* _Information supplied_:
++++++++++

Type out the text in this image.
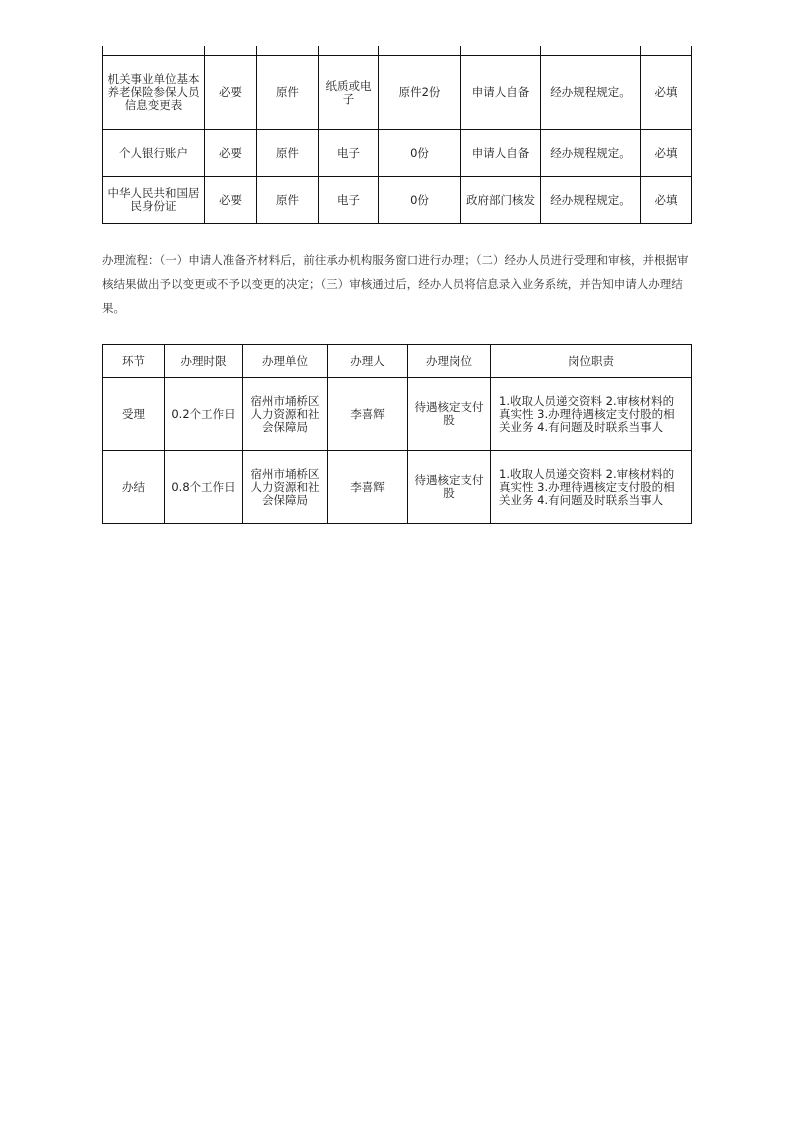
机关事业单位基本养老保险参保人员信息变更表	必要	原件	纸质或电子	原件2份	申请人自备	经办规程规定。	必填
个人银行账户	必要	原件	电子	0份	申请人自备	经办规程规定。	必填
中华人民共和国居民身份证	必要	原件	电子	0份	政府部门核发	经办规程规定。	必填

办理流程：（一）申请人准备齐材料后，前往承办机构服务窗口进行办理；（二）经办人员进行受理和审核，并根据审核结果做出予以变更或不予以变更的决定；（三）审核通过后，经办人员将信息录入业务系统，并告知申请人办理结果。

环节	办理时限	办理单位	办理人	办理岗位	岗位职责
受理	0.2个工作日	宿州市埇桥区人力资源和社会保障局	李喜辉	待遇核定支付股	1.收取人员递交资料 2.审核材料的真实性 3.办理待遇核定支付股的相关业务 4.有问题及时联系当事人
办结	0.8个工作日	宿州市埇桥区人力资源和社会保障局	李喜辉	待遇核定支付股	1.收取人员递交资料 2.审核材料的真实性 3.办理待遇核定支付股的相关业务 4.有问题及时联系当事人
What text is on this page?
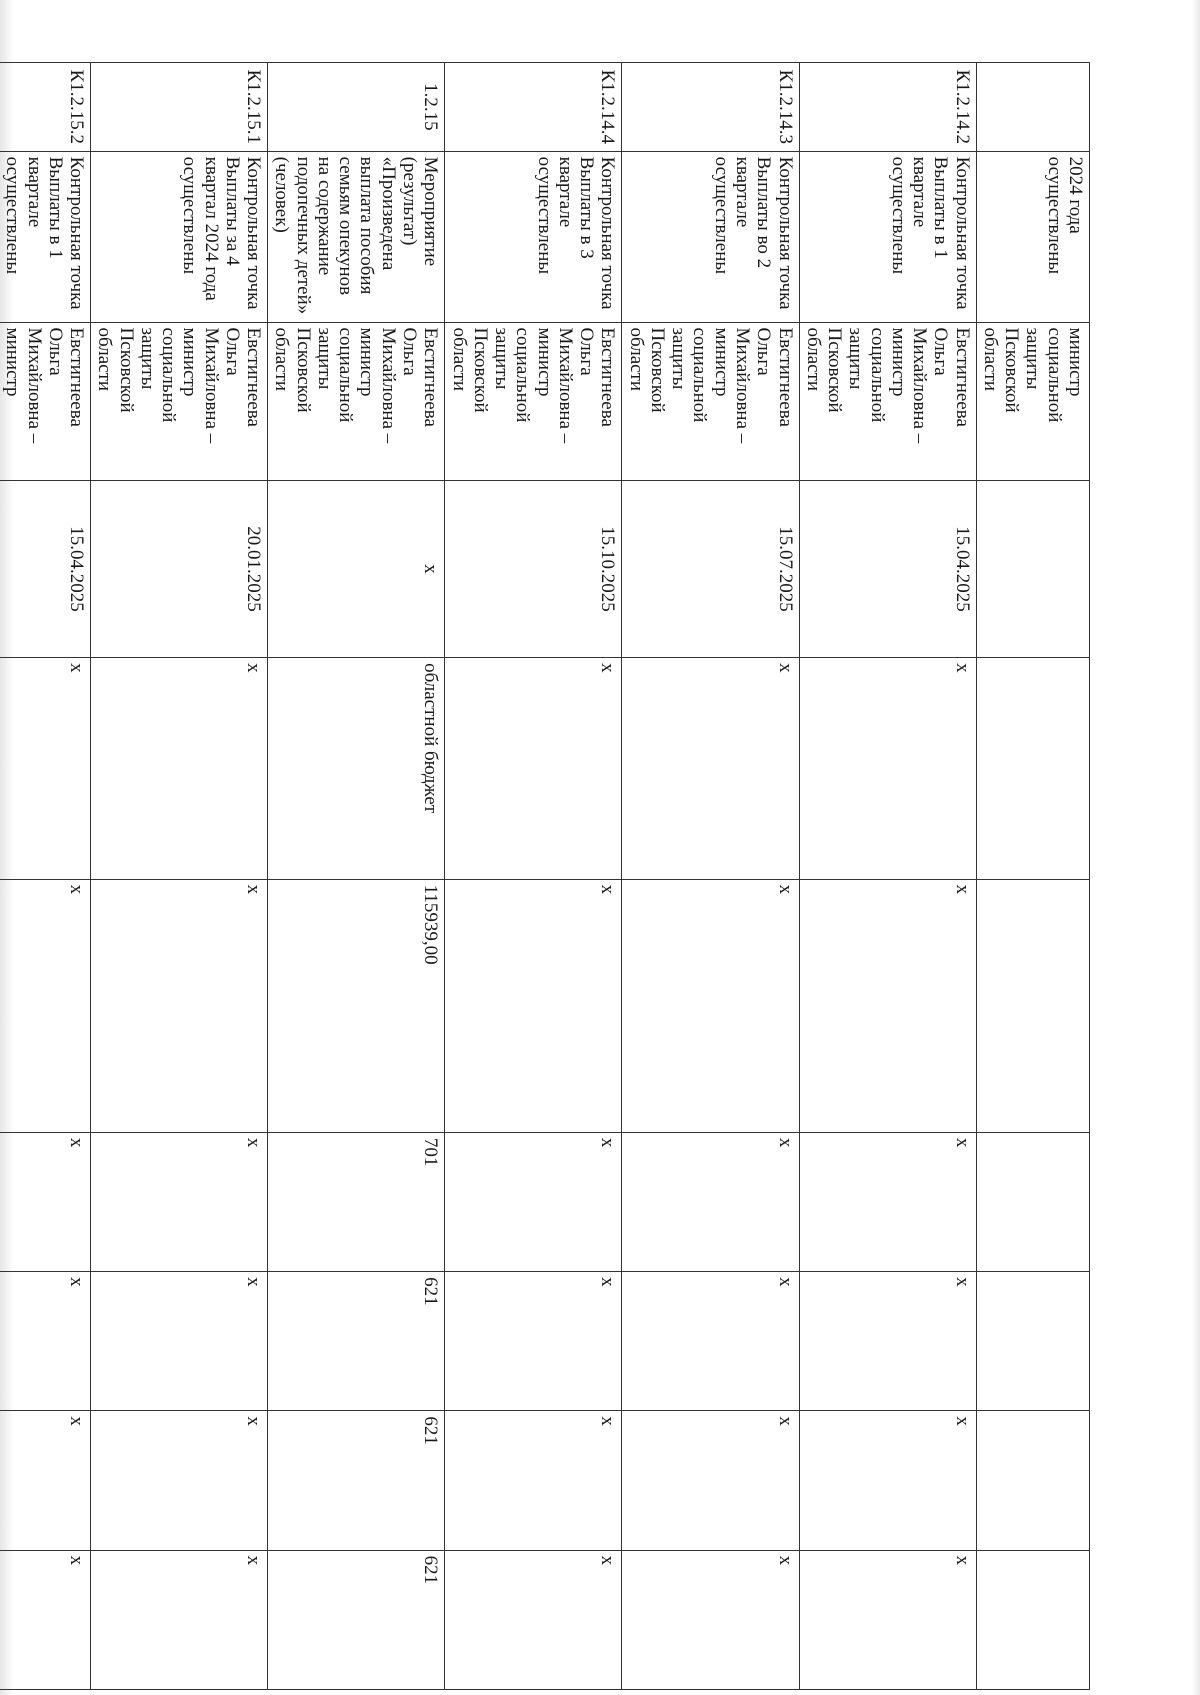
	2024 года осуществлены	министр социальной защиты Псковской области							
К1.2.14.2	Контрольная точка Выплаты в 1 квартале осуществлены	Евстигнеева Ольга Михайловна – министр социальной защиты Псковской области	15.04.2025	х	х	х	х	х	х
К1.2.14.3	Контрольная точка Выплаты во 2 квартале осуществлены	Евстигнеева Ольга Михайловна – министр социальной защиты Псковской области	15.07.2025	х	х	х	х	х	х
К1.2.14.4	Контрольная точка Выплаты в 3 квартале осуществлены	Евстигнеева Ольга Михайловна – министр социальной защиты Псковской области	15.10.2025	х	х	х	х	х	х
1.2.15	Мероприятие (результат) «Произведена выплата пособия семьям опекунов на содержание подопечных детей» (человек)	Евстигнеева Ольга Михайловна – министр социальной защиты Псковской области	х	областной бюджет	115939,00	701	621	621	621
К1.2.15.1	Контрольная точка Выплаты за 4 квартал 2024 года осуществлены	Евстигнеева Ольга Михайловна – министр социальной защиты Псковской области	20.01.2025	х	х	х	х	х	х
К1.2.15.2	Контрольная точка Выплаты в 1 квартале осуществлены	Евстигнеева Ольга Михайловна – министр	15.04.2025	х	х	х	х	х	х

++++++++++

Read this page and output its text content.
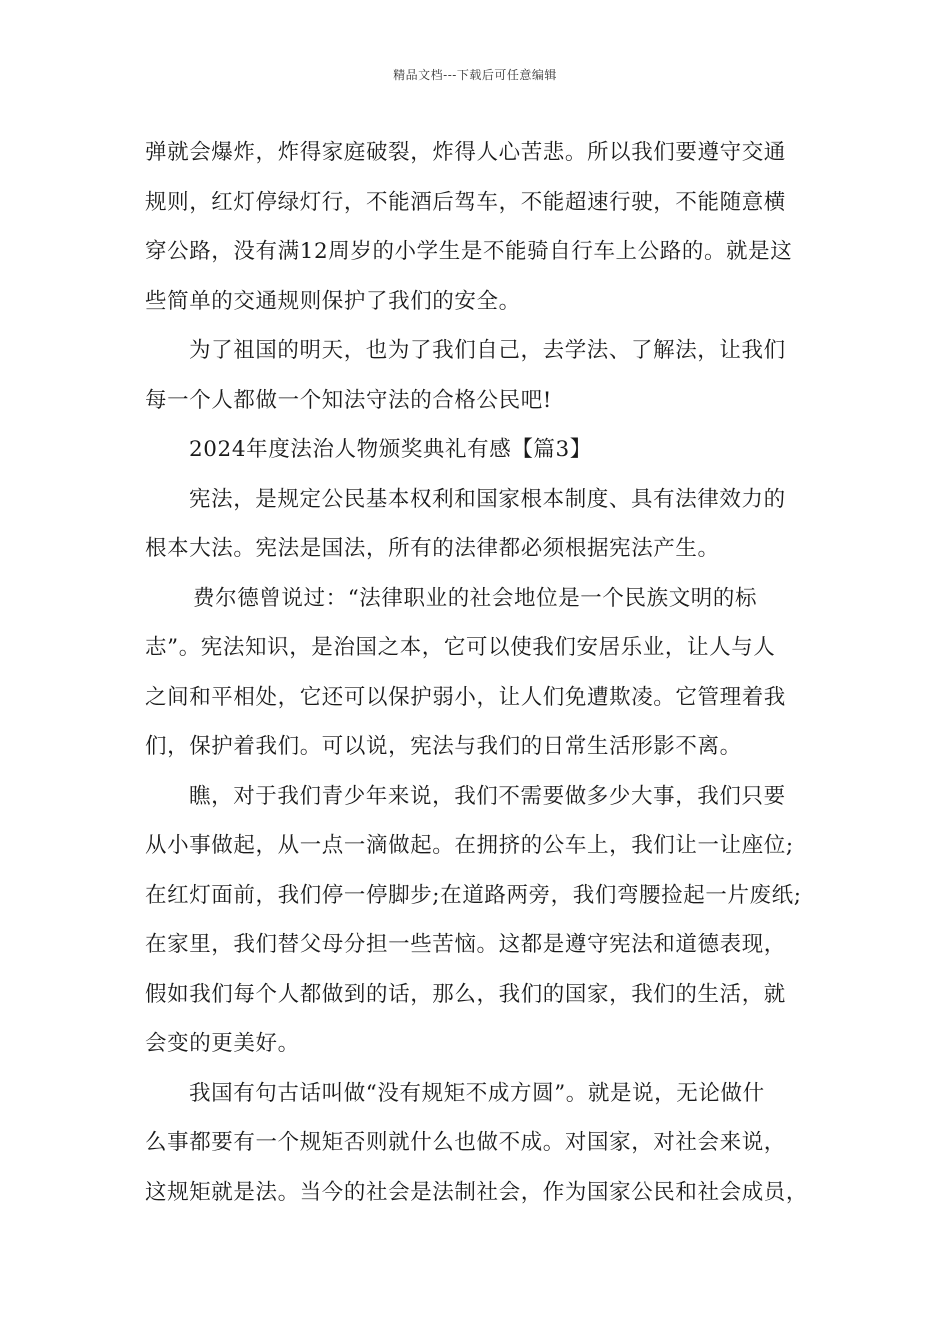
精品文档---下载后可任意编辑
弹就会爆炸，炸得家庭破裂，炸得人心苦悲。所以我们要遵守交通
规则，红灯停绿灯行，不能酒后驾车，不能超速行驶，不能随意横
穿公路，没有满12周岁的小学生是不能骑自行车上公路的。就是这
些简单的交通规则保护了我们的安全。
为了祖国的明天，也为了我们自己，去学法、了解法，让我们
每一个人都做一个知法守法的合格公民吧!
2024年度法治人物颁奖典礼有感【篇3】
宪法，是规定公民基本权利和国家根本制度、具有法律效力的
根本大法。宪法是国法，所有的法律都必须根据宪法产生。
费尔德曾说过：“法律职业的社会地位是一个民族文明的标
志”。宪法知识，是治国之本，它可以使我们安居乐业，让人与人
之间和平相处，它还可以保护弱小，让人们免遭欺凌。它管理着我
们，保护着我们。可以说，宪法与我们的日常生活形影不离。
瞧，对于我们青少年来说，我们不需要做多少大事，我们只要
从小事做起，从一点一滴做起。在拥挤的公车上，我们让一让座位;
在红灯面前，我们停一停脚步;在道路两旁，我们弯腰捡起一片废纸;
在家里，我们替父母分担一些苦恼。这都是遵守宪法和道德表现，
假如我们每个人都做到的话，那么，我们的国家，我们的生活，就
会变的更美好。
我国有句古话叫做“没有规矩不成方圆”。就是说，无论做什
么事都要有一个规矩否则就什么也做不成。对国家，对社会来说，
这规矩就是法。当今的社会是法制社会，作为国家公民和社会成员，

++++++++++

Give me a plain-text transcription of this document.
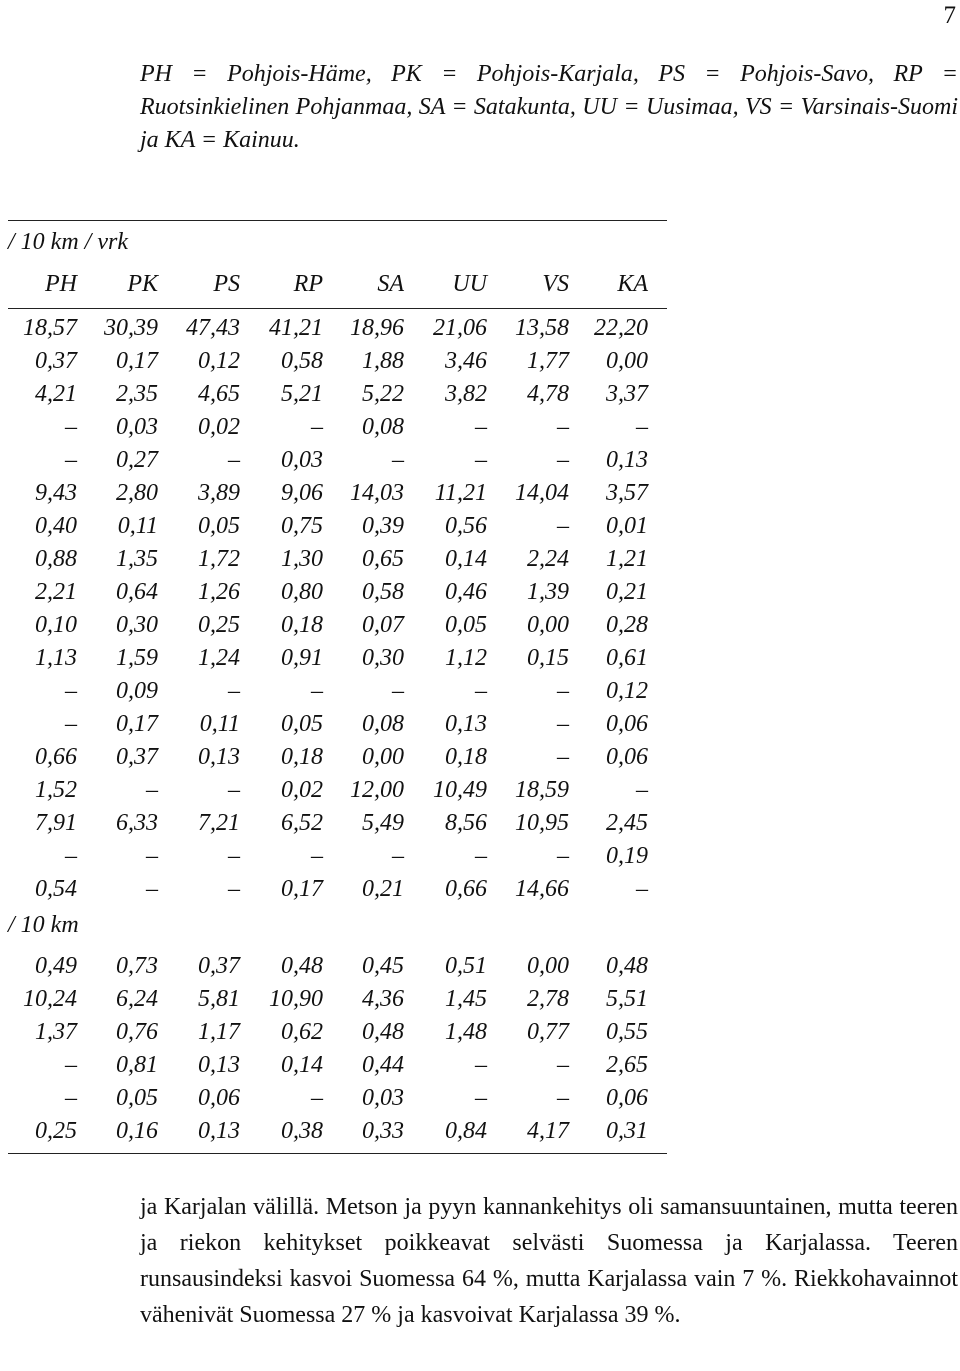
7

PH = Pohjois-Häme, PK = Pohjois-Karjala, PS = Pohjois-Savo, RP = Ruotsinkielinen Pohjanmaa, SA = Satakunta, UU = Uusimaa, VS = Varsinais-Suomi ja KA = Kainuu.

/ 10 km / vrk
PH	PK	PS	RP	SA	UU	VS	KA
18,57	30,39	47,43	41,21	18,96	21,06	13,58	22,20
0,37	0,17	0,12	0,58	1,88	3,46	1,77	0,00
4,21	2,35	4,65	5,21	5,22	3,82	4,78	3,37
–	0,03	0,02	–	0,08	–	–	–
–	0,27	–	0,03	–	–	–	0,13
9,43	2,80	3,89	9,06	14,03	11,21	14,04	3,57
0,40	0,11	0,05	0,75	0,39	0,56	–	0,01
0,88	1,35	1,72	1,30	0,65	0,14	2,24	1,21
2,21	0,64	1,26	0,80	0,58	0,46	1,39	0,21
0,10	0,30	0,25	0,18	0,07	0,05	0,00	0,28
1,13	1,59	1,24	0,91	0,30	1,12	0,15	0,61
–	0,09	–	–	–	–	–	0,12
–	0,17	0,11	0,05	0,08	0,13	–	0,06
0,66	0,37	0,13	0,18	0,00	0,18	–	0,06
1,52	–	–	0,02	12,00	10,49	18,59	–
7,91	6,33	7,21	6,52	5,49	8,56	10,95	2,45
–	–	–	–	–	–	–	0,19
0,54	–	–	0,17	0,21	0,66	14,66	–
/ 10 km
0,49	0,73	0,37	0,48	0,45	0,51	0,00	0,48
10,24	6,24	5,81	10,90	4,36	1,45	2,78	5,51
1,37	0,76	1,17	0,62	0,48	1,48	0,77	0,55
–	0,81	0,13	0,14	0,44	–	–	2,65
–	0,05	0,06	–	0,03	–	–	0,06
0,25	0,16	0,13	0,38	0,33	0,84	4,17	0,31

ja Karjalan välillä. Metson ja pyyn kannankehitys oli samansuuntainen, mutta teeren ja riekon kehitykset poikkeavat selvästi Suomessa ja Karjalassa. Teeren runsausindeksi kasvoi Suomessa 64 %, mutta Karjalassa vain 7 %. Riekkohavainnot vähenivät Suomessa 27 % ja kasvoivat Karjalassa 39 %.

++++++++++

* _Stated problem_:
Only the number is required: the count of lines containing the word "министр".

* _Exercise answer_:
7